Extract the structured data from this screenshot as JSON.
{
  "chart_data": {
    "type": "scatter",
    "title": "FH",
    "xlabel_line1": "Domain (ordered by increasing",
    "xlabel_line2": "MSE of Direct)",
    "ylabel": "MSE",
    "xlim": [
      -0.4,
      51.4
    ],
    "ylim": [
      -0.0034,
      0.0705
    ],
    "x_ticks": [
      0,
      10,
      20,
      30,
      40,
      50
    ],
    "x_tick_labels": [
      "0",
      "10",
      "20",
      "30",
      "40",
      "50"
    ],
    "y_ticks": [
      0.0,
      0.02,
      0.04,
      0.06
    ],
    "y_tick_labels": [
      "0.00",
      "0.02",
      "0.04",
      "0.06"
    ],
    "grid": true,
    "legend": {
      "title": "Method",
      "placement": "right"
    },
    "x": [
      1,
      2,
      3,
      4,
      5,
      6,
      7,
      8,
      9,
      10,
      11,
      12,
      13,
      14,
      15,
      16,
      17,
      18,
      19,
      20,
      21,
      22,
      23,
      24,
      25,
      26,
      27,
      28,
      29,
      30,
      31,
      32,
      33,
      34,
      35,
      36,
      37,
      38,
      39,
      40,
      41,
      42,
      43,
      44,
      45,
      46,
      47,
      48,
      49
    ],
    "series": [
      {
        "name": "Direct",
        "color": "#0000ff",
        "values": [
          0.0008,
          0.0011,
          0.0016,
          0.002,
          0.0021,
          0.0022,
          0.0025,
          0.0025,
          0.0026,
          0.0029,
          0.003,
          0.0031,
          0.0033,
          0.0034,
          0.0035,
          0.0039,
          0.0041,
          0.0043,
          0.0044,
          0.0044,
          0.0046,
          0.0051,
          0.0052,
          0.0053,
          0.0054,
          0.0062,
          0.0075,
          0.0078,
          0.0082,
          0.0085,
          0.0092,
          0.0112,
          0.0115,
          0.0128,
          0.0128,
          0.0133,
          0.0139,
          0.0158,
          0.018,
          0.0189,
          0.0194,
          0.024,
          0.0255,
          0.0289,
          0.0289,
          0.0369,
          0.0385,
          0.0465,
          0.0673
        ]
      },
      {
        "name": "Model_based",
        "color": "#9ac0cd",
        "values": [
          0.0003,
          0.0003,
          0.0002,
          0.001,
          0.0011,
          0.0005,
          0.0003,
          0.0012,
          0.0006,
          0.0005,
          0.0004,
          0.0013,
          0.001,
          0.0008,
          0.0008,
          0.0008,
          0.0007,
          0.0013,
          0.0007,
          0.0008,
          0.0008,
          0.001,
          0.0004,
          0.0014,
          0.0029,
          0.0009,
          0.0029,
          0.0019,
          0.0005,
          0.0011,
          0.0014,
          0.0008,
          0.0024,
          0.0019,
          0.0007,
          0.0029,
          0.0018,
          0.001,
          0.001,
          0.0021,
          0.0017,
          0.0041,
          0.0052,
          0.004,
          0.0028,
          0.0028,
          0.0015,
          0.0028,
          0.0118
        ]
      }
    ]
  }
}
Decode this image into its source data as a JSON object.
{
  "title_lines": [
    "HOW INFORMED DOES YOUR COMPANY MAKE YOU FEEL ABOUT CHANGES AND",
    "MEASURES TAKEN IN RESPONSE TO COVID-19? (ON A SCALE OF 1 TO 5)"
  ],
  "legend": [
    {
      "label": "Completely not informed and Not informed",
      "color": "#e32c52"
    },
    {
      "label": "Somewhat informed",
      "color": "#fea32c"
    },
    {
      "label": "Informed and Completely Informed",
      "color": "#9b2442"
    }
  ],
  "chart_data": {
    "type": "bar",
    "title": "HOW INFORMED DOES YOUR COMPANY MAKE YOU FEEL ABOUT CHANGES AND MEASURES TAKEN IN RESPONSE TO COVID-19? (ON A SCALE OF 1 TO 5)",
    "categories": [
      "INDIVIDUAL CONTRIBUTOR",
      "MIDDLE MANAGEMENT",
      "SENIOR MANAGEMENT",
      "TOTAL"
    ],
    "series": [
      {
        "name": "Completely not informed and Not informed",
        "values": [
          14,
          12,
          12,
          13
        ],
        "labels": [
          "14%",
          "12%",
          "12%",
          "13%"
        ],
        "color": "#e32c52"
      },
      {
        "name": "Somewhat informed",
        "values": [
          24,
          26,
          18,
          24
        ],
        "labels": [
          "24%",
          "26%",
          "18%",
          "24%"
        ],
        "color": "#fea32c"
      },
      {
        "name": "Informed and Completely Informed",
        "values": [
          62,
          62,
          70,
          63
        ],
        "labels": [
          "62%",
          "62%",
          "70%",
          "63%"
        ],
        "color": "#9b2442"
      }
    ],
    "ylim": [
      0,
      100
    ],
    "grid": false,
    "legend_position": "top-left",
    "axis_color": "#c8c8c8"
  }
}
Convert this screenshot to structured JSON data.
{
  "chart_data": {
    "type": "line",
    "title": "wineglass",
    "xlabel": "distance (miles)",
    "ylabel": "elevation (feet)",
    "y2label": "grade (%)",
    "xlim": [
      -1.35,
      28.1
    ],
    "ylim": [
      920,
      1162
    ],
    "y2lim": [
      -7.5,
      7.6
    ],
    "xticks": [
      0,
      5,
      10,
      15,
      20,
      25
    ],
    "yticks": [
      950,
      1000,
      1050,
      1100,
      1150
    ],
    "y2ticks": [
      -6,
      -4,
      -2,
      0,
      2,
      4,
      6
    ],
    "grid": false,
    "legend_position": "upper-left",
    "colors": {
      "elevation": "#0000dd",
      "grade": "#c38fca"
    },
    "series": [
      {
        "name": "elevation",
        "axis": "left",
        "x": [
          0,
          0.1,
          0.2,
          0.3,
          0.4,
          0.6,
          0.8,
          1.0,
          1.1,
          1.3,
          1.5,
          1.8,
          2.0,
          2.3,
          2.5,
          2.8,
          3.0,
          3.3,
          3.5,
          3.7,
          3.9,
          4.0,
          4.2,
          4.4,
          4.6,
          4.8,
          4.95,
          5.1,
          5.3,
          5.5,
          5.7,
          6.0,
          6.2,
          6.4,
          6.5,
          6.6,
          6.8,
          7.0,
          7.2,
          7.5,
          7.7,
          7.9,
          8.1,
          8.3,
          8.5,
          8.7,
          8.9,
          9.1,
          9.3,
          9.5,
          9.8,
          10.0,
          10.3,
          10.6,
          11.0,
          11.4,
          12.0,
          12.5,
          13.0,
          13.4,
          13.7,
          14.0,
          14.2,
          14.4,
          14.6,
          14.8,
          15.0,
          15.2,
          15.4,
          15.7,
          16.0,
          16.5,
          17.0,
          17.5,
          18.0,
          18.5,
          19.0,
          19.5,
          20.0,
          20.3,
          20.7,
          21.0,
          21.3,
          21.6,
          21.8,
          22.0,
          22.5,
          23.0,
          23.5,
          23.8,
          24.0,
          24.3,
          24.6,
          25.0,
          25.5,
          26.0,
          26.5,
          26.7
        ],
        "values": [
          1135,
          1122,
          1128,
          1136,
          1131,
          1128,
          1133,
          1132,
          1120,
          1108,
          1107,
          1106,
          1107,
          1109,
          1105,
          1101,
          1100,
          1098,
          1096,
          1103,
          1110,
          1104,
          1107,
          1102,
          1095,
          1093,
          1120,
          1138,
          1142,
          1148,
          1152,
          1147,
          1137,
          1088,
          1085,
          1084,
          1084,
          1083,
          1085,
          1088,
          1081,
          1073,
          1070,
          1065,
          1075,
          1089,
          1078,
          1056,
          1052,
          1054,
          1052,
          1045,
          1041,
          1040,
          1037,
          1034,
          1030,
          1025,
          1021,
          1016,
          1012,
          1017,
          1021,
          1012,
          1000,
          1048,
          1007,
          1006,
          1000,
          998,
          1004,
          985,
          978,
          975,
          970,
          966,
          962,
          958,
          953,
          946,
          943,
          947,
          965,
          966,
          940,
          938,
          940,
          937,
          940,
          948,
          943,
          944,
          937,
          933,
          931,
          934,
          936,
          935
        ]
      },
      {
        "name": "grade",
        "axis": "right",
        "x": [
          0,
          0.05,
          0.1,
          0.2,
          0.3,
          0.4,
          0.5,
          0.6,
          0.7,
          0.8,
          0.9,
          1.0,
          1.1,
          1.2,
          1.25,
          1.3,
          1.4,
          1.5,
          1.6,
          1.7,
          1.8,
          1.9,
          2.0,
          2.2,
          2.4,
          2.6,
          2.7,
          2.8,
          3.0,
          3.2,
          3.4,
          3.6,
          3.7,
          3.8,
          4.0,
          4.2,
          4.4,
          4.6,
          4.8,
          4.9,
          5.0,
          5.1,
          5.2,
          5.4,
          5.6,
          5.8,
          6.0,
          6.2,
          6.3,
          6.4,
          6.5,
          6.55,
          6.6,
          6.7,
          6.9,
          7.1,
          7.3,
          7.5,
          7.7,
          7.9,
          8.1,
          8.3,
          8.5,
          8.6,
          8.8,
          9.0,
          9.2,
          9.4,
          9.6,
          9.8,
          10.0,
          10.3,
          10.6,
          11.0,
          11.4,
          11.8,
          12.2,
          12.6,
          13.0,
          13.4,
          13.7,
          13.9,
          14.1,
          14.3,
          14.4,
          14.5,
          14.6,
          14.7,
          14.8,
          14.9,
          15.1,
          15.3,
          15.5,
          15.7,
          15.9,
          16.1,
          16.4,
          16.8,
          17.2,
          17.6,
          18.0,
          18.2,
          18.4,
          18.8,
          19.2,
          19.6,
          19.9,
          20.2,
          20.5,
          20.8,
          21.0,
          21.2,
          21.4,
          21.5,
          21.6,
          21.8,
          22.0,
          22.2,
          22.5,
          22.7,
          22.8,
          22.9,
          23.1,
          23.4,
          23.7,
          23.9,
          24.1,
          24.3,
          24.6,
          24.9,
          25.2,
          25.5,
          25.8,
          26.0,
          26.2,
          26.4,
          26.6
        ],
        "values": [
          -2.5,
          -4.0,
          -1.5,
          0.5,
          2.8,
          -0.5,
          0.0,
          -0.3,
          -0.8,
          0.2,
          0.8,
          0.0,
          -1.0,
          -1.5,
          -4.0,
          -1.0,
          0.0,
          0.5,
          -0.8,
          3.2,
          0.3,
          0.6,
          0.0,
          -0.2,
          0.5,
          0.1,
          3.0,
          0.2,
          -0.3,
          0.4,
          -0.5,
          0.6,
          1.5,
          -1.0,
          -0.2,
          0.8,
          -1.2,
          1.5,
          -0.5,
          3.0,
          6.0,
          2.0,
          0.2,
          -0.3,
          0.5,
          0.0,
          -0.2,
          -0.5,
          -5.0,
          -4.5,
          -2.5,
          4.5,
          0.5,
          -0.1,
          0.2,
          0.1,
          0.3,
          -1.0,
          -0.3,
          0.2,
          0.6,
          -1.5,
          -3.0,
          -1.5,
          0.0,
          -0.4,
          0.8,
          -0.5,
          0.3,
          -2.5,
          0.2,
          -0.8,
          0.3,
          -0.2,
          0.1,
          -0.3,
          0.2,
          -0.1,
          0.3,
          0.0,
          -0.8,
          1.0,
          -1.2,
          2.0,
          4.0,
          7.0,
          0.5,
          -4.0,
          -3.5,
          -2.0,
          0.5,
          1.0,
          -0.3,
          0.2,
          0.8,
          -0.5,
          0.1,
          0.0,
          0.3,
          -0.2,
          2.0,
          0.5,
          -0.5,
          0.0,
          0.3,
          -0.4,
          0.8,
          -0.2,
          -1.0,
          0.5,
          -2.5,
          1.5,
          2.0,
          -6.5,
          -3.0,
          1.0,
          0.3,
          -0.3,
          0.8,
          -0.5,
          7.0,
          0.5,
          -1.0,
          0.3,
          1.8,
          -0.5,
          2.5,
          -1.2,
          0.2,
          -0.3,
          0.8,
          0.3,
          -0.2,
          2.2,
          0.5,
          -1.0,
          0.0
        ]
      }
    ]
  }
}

◆ WHAT TO WORK ON:
A number is the only answer here: how many lines of the material above contain "RESPONSE"?

◆ EXPECTED ANSWER:
2